Reproduce the full listing below unchanged, apart from the pictures.

══ Given entries

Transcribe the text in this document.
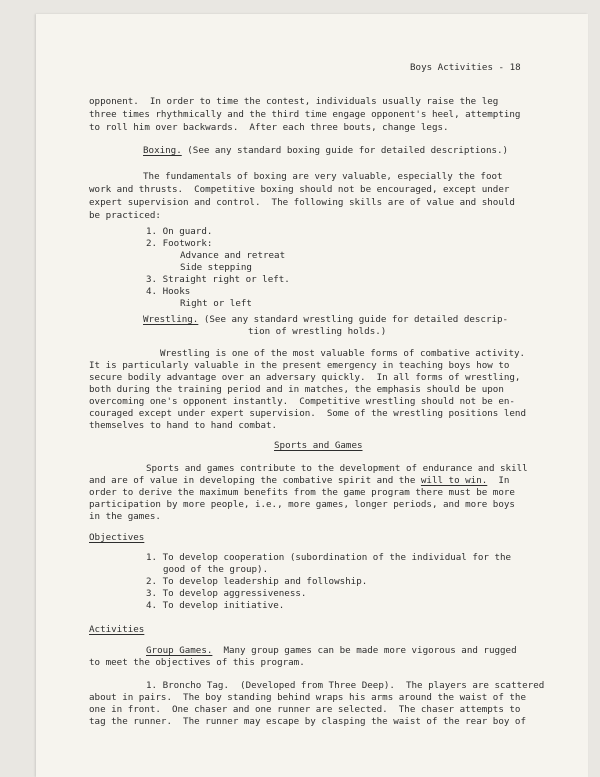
Boys Activities - 18

opponent.  In order to time the contest, individuals usually raise the leg

three times rhythmically and the third time engage opponent's heel, attempting

to roll him over backwards.  After each three bouts, change legs.

Boxing. (See any standard boxing guide for detailed descriptions.)

The fundamentals of boxing are very valuable, especially the foot

work and thrusts.  Competitive boxing should not be encouraged, except under

expert supervision and control.  The following skills are of value and should

be practiced:

1. On guard.

2. Footwork:

Advance and retreat

Side stepping

3. Straight right or left.

4. Hooks

Right or left

Wrestling. (See any standard wrestling guide for detailed descrip-

tion of wrestling holds.)

Wrestling is one of the most valuable forms of combative activity.

It is particularly valuable in the present emergency in teaching boys how to

secure bodily advantage over an adversary quickly.  In all forms of wrestling,

both during the training period and in matches, the emphasis should be upon

overcoming one's opponent instantly.  Competitive wrestling should not be en-

couraged except under expert supervision.  Some of the wrestling positions lend

themselves to hand to hand combat.

Sports and Games

Sports and games contribute to the development of endurance and skill

and are of value in developing the combative spirit and the will to win.  In

order to derive the maximum benefits from the game program there must be more

participation by more people, i.e., more games, longer periods, and more boys

in the games.

Objectives

1. To develop cooperation (subordination of the individual for the

good of the group).

2. To develop leadership and followship.

3. To develop aggressiveness.

4. To develop initiative.

Activities

Group Games.  Many group games can be made more vigorous and rugged

to meet the objectives of this program.

1. Broncho Tag.  (Developed from Three Deep).  The players are scattered

about in pairs.  The boy standing behind wraps his arms around the waist of the

one in front.  One chaser and one runner are selected.  The chaser attempts to

tag the runner.  The runner may escape by clasping the waist of the rear boy of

════

Answer for the task —
Transcribe the text in this document.
Boys Activities - 18

opponent.  In order to time the contest, individuals usually raise the leg

three times rhythmically and the third time engage opponent's heel, attempting

to roll him over backwards.  After each three bouts, change legs.

Boxing. (See any standard boxing guide for detailed descriptions.)

The fundamentals of boxing are very valuable, especially the foot

work and thrusts.  Competitive boxing should not be encouraged, except under

expert supervision and control.  The following skills are of value and should

be practiced:

1. On guard.

2. Footwork:

Advance and retreat

Side stepping

3. Straight right or left.

4. Hooks

Right or left

Wrestling. (See any standard wrestling guide for detailed descrip-

tion of wrestling holds.)

Wrestling is one of the most valuable forms of combative activity.

It is particularly valuable in the present emergency in teaching boys how to

secure bodily advantage over an adversary quickly.  In all forms of wrestling,

both during the training period and in matches, the emphasis should be upon

overcoming one's opponent instantly.  Competitive wrestling should not be en-

couraged except under expert supervision.  Some of the wrestling positions lend

themselves to hand to hand combat.

Sports and Games

Sports and games contribute to the development of endurance and skill

and are of value in developing the combative spirit and the will to win.  In

order to derive the maximum benefits from the game program there must be more

participation by more people, i.e., more games, longer periods, and more boys

in the games.

Objectives

1. To develop cooperation (subordination of the individual for the

good of the group).

2. To develop leadership and followship.

3. To develop aggressiveness.

4. To develop initiative.

Activities

Group Games.  Many group games can be made more vigorous and rugged

to meet the objectives of this program.

1. Broncho Tag.  (Developed from Three Deep).  The players are scattered

about in pairs.  The boy standing behind wraps his arms around the waist of the

one in front.  One chaser and one runner are selected.  The chaser attempts to

tag the runner.  The runner may escape by clasping the waist of the rear boy of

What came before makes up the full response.